Return each line of the data below verbatim; pictures are to be left out.

------ RECORDS

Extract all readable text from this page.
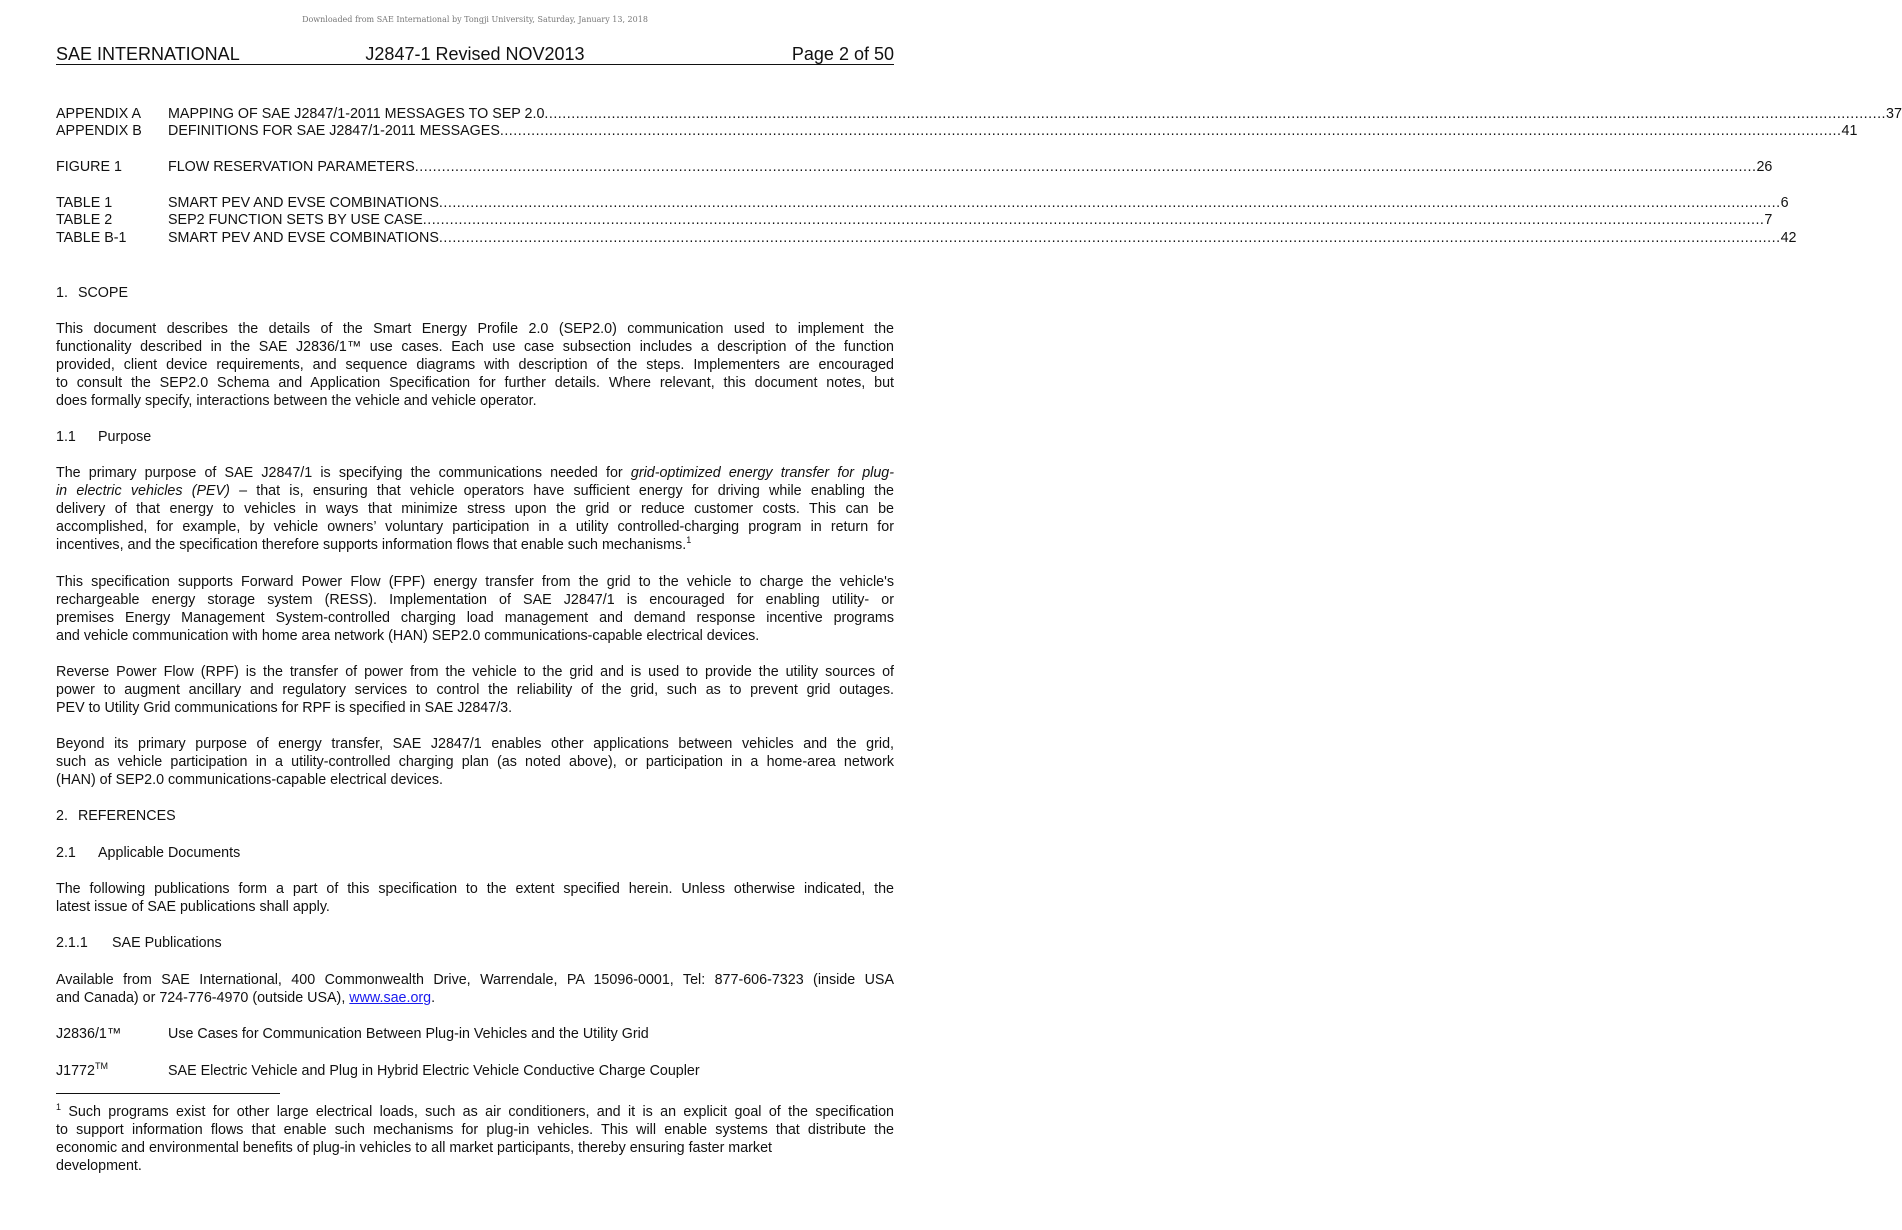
Downloaded from SAE International by Tongji University, Saturday, January 13, 2018
SAE INTERNATIONAL	J2847-1 Revised NOV2013	Page 2 of 50
APPENDIX A	MAPPING OF SAE J2847/1-2011 MESSAGES TO SEP 2.0 ............................................................................................................................................................................................................................................................................................................ 37
APPENDIX B	DEFINITIONS FOR SAE J2847/1-2011 MESSAGES ............................................................................................................................................................................................................................................................................................................ 41
FIGURE 1	FLOW RESERVATION PARAMETERS ............................................................................................................................................................................................................................................................................................................ 26
TABLE 1	SMART PEV AND EVSE COMBINATIONS ............................................................................................................................................................................................................................................................................................................ 6
TABLE 2	SEP2 FUNCTION SETS BY USE CASE ............................................................................................................................................................................................................................................................................................................ 7
TABLE B-1	SMART PEV AND EVSE COMBINATIONS ............................................................................................................................................................................................................................................................................................................ 42
1. SCOPE
1.1 Purpose
2. REFERENCES
2.1 Applicable Documents
2.1.1 SAE Publications
This document describes the details of the Smart Energy Profile 2.0 (SEP2.0) communication used to implement the
functionality described in the SAE J2836/1™ use cases. Each use case subsection includes a description of the function
provided, client device requirements, and sequence diagrams with description of the steps. Implementers are encouraged
to consult the SEP2.0 Schema and Application Specification for further details. Where relevant, this document notes, but
does formally specify, interactions between the vehicle and vehicle operator.
The primary purpose of SAE J2847/1 is specifying the communications needed for grid-optimized energy transfer for plug-
in electric vehicles (PEV) – that is, ensuring that vehicle operators have sufficient energy for driving while enabling the
delivery of that energy to vehicles in ways that minimize stress upon the grid or reduce customer costs. This can be
accomplished, for example, by vehicle owners’ voluntary participation in a utility controlled-charging program in return for
incentives, and the specification therefore supports information flows that enable such mechanisms.$^1$
This specification supports Forward Power Flow (FPF) energy transfer from the grid to the vehicle to charge the vehicle's
rechargeable energy storage system (RESS). Implementation of SAE J2847/1 is encouraged for enabling utility- or
premises Energy Management System-controlled charging load management and demand response incentive programs
and vehicle communication with home area network (HAN) SEP2.0 communications-capable electrical devices.
Reverse Power Flow (RPF) is the transfer of power from the vehicle to the grid and is used to provide the utility sources of
power to augment ancillary and regulatory services to control the reliability of the grid, such as to prevent grid outages.
PEV to Utility Grid communications for RPF is specified in SAE J2847/3.
Beyond its primary purpose of energy transfer, SAE J2847/1 enables other applications between vehicles and the grid,
such as vehicle participation in a utility-controlled charging plan (as noted above), or participation in a home-area network
(HAN) of SEP2.0 communications-capable electrical devices.
The following publications form a part of this specification to the extent specified herein. Unless otherwise indicated, the
latest issue of SAE publications shall apply.
Available from SAE International, 400 Commonwealth Drive, Warrendale, PA 15096-0001, Tel: 877-606-7323 (inside USA
and Canada) or 724-776-4970 (outside USA), www.sae.org.
$^1$ Such programs exist for other large electrical loads, such as air conditioners, and it is an explicit goal of the specification
to support information flows that enable such mechanisms for plug-in vehicles. This will enable systems that distribute the
economic and environmental benefits of plug-in vehicles to all market participants, thereby ensuring faster market
development.
J2836/1™	Use Cases for Communication Between Plug-in Vehicles and the Utility Grid
J1772™	SAE Electric Vehicle and Plug in Hybrid Electric Vehicle Conductive Charge Coupler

------------

SOLUTION TO THE EXERCISE:
Extract all readable text from this page.
Downloaded from SAE International by Tongji University, Saturday, January 13, 2018
SAE INTERNATIONAL	J2847-1 Revised NOV2013	Page 2 of 50
APPENDIX A	MAPPING OF SAE J2847/1-2011 MESSAGES TO SEP 2.0 ............................................................................................................................................................................................................................................................................................................ 37
APPENDIX B	DEFINITIONS FOR SAE J2847/1-2011 MESSAGES ............................................................................................................................................................................................................................................................................................................ 41
FIGURE 1	FLOW RESERVATION PARAMETERS ............................................................................................................................................................................................................................................................................................................ 26
TABLE 1	SMART PEV AND EVSE COMBINATIONS ............................................................................................................................................................................................................................................................................................................ 6
TABLE 2	SEP2 FUNCTION SETS BY USE CASE ............................................................................................................................................................................................................................................................................................................ 7
TABLE B-1	SMART PEV AND EVSE COMBINATIONS ............................................................................................................................................................................................................................................................................................................ 42
1. SCOPE
1.1 Purpose
2. REFERENCES
2.1 Applicable Documents
2.1.1 SAE Publications
This document describes the details of the Smart Energy Profile 2.0 (SEP2.0) communication used to implement the
functionality described in the SAE J2836/1™ use cases. Each use case subsection includes a description of the function
provided, client device requirements, and sequence diagrams with description of the steps. Implementers are encouraged
to consult the SEP2.0 Schema and Application Specification for further details. Where relevant, this document notes, but
does formally specify, interactions between the vehicle and vehicle operator.
The primary purpose of SAE J2847/1 is specifying the communications needed for grid-optimized energy transfer for plug-
in electric vehicles (PEV) – that is, ensuring that vehicle operators have sufficient energy for driving while enabling the
delivery of that energy to vehicles in ways that minimize stress upon the grid or reduce customer costs. This can be
accomplished, for example, by vehicle owners’ voluntary participation in a utility controlled-charging program in return for
incentives, and the specification therefore supports information flows that enable such mechanisms.$^1$
This specification supports Forward Power Flow (FPF) energy transfer from the grid to the vehicle to charge the vehicle's
rechargeable energy storage system (RESS). Implementation of SAE J2847/1 is encouraged for enabling utility- or
premises Energy Management System-controlled charging load management and demand response incentive programs
and vehicle communication with home area network (HAN) SEP2.0 communications-capable electrical devices.
Reverse Power Flow (RPF) is the transfer of power from the vehicle to the grid and is used to provide the utility sources of
power to augment ancillary and regulatory services to control the reliability of the grid, such as to prevent grid outages.
PEV to Utility Grid communications for RPF is specified in SAE J2847/3.
Beyond its primary purpose of energy transfer, SAE J2847/1 enables other applications between vehicles and the grid,
such as vehicle participation in a utility-controlled charging plan (as noted above), or participation in a home-area network
(HAN) of SEP2.0 communications-capable electrical devices.
The following publications form a part of this specification to the extent specified herein. Unless otherwise indicated, the
latest issue of SAE publications shall apply.
Available from SAE International, 400 Commonwealth Drive, Warrendale, PA 15096-0001, Tel: 877-606-7323 (inside USA
and Canada) or 724-776-4970 (outside USA), www.sae.org.
$^1$ Such programs exist for other large electrical loads, such as air conditioners, and it is an explicit goal of the specification
to support information flows that enable such mechanisms for plug-in vehicles. This will enable systems that distribute the
economic and environmental benefits of plug-in vehicles to all market participants, thereby ensuring faster market
development.
J2836/1™	Use Cases for Communication Between Plug-in Vehicles and the Utility Grid
J1772™	SAE Electric Vehicle and Plug in Hybrid Electric Vehicle Conductive Charge Coupler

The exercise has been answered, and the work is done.